Dataset records:
%%

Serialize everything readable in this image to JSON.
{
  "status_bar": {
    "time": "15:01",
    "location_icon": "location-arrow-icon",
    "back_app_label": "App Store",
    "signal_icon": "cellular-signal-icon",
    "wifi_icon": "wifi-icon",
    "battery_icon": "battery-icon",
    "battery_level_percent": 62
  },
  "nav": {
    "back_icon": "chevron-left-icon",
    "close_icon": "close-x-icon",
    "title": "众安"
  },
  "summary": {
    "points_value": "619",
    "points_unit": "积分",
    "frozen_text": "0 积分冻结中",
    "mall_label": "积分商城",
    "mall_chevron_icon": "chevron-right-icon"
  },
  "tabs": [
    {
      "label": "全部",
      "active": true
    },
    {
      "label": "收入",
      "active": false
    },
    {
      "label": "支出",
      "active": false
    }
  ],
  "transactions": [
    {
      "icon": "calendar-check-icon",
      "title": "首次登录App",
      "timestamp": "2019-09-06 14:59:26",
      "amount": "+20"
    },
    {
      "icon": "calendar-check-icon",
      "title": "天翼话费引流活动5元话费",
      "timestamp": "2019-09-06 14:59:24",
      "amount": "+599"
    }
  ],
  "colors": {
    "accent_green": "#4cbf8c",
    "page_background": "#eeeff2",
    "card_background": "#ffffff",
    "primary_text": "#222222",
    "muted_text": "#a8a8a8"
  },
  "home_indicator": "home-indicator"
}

%%

== TASK OBJECTIVE ==
Copy every record exactly, with nothing added or dropped.

== RESULT OF THIS TASK ==
Serialize everything readable in this image to JSON.
{
  "status_bar": {
    "time": "15:01",
    "location_icon": "location-arrow-icon",
    "back_app_label": "App Store",
    "signal_icon": "cellular-signal-icon",
    "wifi_icon": "wifi-icon",
    "battery_icon": "battery-icon",
    "battery_level_percent": 62
  },
  "nav": {
    "back_icon": "chevron-left-icon",
    "close_icon": "close-x-icon",
    "title": "众安"
  },
  "summary": {
    "points_value": "619",
    "points_unit": "积分",
    "frozen_text": "0 积分冻结中",
    "mall_label": "积分商城",
    "mall_chevron_icon": "chevron-right-icon"
  },
  "tabs": [
    {
      "label": "全部",
      "active": true
    },
    {
      "label": "收入",
      "active": false
    },
    {
      "label": "支出",
      "active": false
    }
  ],
  "transactions": [
    {
      "icon": "calendar-check-icon",
      "title": "首次登录App",
      "timestamp": "2019-09-06 14:59:26",
      "amount": "+20"
    },
    {
      "icon": "calendar-check-icon",
      "title": "天翼话费引流活动5元话费",
      "timestamp": "2019-09-06 14:59:24",
      "amount": "+599"
    }
  ],
  "colors": {
    "accent_green": "#4cbf8c",
    "page_background": "#eeeff2",
    "card_background": "#ffffff",
    "primary_text": "#222222",
    "muted_text": "#a8a8a8"
  },
  "home_indicator": "home-indicator"
}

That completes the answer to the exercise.